* **EXERCISE DETAILS**: Extract every line from the records below that contains the word "this".

# # # # #

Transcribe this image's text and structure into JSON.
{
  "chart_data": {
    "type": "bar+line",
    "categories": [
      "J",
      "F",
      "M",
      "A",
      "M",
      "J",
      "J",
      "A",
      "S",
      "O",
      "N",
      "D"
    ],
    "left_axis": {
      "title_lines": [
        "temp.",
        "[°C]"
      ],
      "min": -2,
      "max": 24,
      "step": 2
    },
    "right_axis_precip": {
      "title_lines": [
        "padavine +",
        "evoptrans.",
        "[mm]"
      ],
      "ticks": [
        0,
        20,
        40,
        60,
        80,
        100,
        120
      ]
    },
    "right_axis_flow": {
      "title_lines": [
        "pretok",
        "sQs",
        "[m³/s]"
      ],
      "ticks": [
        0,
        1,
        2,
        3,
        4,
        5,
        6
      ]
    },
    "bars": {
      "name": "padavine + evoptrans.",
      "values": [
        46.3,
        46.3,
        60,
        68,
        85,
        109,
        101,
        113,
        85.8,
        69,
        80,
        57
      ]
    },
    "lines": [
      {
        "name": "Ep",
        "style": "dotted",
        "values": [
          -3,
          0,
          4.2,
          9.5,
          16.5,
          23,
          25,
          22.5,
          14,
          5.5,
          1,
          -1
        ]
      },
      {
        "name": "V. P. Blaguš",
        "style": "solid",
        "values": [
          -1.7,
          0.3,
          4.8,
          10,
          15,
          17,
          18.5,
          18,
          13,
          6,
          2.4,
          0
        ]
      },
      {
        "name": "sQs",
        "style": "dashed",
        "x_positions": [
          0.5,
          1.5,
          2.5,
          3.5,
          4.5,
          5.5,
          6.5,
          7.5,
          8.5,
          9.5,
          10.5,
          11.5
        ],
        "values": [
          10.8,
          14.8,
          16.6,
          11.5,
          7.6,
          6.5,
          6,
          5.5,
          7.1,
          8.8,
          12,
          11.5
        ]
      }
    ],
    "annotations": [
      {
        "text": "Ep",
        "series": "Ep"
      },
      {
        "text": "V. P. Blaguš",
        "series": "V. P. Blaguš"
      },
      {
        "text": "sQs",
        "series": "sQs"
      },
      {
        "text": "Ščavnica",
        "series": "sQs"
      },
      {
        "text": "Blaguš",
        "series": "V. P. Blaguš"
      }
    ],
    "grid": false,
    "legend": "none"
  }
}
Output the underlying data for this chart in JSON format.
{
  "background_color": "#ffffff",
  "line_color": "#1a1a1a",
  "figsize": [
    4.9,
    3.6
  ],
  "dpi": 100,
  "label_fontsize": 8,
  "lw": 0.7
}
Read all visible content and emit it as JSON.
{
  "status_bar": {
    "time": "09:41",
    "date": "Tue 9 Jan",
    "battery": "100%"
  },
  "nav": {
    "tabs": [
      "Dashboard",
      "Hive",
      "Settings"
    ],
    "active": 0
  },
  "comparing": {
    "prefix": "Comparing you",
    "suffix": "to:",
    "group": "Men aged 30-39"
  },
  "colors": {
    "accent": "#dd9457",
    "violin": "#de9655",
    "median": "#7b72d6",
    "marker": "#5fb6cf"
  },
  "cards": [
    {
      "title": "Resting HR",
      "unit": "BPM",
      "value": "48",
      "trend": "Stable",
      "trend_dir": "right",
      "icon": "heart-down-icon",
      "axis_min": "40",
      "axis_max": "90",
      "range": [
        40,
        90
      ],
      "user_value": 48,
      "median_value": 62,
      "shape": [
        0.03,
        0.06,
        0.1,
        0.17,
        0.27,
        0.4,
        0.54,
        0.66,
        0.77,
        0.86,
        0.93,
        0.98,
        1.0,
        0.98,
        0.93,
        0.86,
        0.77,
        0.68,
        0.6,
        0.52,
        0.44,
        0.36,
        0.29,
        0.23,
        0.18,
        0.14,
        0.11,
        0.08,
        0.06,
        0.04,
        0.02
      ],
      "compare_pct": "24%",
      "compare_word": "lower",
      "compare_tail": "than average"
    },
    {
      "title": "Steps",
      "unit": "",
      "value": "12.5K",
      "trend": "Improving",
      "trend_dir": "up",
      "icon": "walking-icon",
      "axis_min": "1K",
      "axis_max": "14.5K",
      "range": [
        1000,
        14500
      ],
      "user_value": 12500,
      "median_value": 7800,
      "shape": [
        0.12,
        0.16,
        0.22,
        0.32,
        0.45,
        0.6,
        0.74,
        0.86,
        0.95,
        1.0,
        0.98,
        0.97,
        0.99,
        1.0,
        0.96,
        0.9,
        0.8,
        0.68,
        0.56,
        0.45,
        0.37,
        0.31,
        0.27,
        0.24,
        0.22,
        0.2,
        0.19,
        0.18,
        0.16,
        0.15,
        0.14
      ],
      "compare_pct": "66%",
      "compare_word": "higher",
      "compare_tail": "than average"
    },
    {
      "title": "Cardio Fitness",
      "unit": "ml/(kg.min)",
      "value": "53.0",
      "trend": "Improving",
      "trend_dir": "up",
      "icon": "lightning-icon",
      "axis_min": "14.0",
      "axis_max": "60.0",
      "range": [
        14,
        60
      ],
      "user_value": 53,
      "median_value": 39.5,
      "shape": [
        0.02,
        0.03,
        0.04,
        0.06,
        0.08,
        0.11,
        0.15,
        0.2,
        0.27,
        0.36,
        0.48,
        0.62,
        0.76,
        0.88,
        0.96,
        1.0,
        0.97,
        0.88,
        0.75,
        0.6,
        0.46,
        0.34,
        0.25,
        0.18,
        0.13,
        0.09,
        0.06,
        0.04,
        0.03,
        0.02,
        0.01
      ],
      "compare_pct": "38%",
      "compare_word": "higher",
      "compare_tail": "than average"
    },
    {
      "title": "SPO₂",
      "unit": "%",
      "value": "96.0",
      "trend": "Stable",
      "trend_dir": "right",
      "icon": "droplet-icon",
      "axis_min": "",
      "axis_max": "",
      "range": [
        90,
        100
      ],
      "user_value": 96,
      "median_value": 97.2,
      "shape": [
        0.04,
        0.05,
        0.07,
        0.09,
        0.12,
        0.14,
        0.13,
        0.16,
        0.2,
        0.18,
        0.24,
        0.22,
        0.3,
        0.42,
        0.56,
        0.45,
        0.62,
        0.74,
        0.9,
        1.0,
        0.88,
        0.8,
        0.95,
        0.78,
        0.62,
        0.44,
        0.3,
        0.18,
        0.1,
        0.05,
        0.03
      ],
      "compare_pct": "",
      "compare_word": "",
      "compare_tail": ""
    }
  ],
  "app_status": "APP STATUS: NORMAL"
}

# # # # #

* **ANSWER BELOW**:
Transcribe this image's text and structure into JSON.
Output the underlying data for this chart in JSON format.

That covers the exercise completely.